> Dataset
■ ■ ■ ■ ■

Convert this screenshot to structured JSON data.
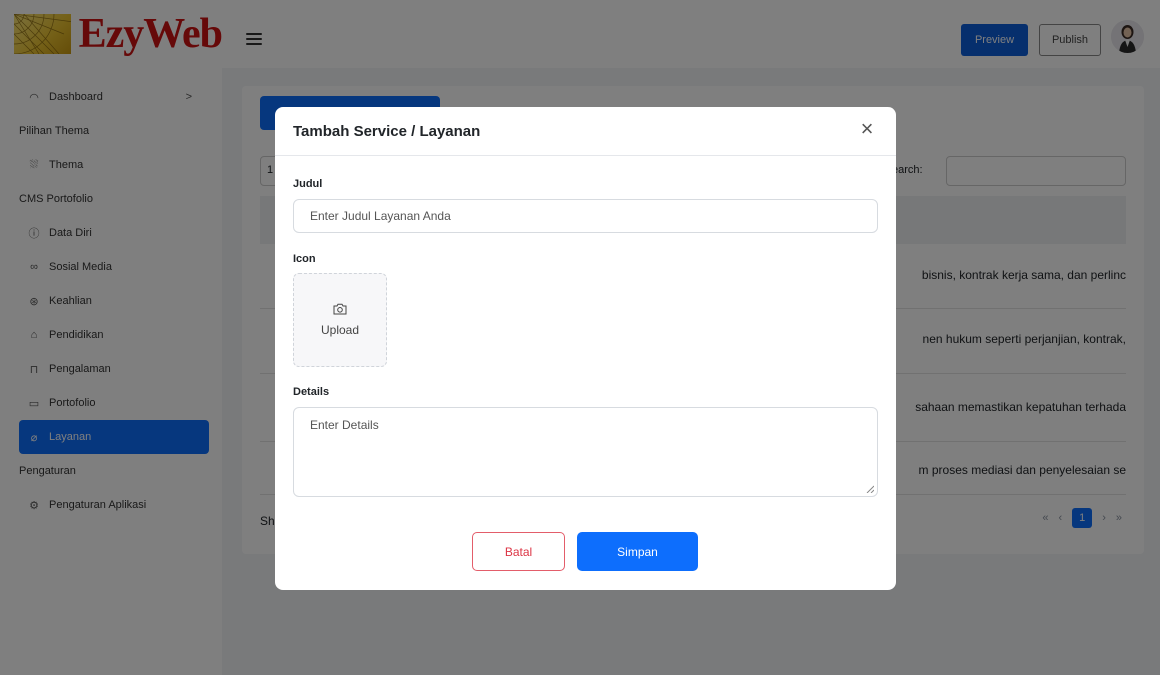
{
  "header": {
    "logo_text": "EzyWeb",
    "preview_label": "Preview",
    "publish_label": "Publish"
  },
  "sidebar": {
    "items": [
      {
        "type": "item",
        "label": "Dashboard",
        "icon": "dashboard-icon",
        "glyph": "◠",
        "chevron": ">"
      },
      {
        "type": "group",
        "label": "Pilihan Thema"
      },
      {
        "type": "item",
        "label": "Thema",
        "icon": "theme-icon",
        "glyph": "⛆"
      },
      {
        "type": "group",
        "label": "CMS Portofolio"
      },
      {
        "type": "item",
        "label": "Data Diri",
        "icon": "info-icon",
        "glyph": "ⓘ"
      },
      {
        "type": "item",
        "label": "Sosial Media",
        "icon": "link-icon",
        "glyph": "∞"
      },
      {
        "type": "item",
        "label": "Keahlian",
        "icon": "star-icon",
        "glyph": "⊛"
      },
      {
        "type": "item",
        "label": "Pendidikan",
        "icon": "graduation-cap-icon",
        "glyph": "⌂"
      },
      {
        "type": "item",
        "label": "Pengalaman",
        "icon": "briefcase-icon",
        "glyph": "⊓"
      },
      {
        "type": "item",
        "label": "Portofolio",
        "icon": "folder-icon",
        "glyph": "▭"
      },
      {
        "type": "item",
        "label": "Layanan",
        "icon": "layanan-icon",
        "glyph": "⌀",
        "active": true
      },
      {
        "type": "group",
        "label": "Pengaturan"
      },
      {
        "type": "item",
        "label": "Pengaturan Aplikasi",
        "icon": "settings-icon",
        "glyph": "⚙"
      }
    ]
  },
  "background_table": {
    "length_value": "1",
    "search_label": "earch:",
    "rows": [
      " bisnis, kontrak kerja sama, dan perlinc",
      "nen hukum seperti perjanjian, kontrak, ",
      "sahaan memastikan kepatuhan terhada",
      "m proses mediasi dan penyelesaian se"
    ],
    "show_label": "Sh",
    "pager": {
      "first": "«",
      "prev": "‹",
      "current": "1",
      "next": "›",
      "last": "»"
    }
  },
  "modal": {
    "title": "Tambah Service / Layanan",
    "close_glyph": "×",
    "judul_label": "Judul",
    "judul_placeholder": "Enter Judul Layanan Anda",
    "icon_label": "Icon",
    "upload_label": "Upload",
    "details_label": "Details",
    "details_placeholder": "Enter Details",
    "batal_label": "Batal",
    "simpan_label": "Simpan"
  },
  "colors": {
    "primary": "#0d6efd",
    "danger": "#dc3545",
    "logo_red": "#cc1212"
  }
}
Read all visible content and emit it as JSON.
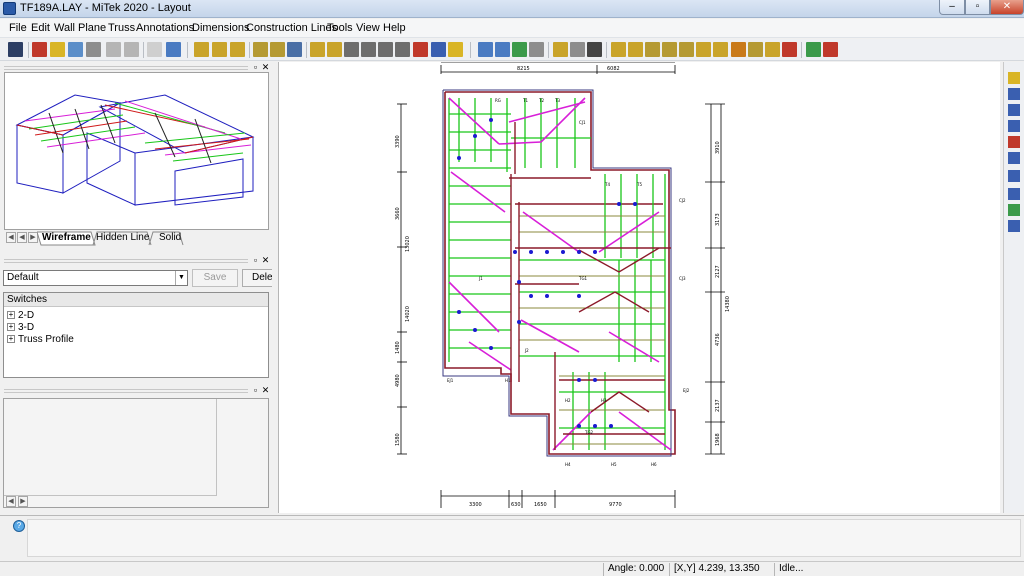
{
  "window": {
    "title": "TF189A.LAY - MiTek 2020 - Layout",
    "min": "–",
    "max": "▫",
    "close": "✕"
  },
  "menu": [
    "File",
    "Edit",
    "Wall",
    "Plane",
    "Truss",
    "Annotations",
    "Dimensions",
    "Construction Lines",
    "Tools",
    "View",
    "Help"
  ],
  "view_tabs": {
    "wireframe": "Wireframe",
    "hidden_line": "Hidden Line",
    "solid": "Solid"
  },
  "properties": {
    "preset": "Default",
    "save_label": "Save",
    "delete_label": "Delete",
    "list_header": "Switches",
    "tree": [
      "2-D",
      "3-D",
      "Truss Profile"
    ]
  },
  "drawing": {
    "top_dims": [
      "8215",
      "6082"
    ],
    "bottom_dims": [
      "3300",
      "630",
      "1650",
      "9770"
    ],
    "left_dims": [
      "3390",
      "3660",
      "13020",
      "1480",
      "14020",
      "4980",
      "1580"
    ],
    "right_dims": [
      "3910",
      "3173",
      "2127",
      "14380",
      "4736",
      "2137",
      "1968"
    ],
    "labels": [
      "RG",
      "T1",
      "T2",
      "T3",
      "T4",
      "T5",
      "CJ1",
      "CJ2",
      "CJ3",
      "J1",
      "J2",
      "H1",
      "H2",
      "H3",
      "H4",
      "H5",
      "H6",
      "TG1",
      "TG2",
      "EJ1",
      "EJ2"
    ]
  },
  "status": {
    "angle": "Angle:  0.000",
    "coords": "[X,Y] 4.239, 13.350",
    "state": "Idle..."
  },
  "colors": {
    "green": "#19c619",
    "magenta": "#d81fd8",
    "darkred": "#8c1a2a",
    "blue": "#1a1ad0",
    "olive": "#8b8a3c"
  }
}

■ ■ ■ ■ ■

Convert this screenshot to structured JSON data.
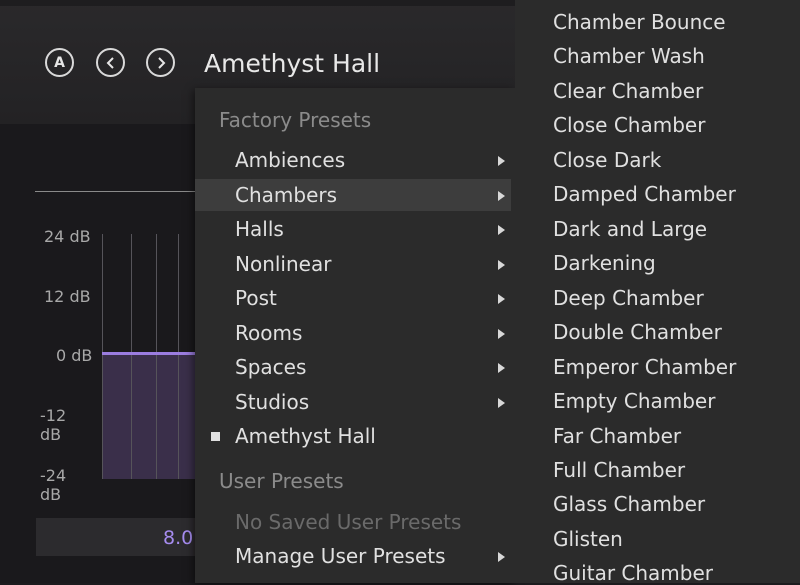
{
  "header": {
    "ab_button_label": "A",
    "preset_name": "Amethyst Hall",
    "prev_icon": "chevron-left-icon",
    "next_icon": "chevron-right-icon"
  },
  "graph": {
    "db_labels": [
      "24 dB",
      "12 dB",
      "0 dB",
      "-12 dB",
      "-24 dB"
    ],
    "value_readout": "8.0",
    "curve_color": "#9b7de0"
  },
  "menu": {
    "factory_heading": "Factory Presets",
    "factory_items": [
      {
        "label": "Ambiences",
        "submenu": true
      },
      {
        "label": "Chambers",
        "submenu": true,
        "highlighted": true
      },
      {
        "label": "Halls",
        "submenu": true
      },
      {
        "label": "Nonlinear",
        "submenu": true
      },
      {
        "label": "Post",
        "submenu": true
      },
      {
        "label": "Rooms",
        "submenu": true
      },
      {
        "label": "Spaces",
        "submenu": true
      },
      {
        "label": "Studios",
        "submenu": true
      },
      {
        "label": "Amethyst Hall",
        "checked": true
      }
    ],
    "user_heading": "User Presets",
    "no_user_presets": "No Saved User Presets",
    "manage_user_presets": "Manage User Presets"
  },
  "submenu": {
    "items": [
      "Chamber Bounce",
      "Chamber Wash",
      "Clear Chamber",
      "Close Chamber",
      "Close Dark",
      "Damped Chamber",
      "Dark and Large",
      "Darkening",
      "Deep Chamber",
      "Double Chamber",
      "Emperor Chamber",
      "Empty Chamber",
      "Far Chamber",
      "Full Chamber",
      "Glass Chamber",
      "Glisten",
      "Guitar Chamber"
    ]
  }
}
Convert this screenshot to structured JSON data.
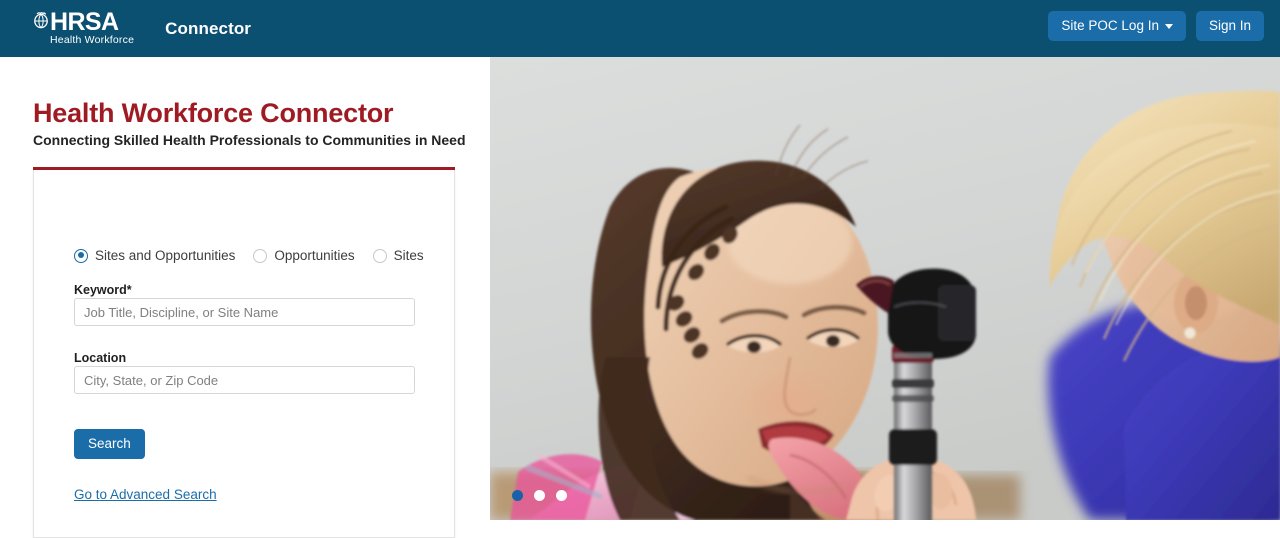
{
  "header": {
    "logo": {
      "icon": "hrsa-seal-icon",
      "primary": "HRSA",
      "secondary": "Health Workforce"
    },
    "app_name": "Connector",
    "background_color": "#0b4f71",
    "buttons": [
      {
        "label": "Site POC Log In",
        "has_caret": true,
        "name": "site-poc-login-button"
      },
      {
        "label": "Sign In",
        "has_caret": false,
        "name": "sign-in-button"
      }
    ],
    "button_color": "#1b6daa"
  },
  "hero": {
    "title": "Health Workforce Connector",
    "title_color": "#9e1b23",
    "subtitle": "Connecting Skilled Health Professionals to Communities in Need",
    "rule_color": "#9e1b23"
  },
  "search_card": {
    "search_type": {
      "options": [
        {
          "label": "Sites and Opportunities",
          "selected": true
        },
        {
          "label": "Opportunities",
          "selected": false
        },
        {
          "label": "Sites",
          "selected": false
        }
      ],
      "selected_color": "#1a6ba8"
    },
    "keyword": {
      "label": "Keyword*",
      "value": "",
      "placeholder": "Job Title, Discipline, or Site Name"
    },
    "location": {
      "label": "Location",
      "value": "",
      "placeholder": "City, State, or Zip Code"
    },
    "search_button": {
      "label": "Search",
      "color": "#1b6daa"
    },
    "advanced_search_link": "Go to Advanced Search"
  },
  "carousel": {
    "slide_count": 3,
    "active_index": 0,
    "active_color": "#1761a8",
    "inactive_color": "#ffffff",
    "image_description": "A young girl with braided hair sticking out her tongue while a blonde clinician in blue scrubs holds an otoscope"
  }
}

■ ■ ■ ■ ■

> The request
List all lines holding the string "Opportunities".

> Task result
          "label": "Sites and Opportunities",
          "label": "Opportunities",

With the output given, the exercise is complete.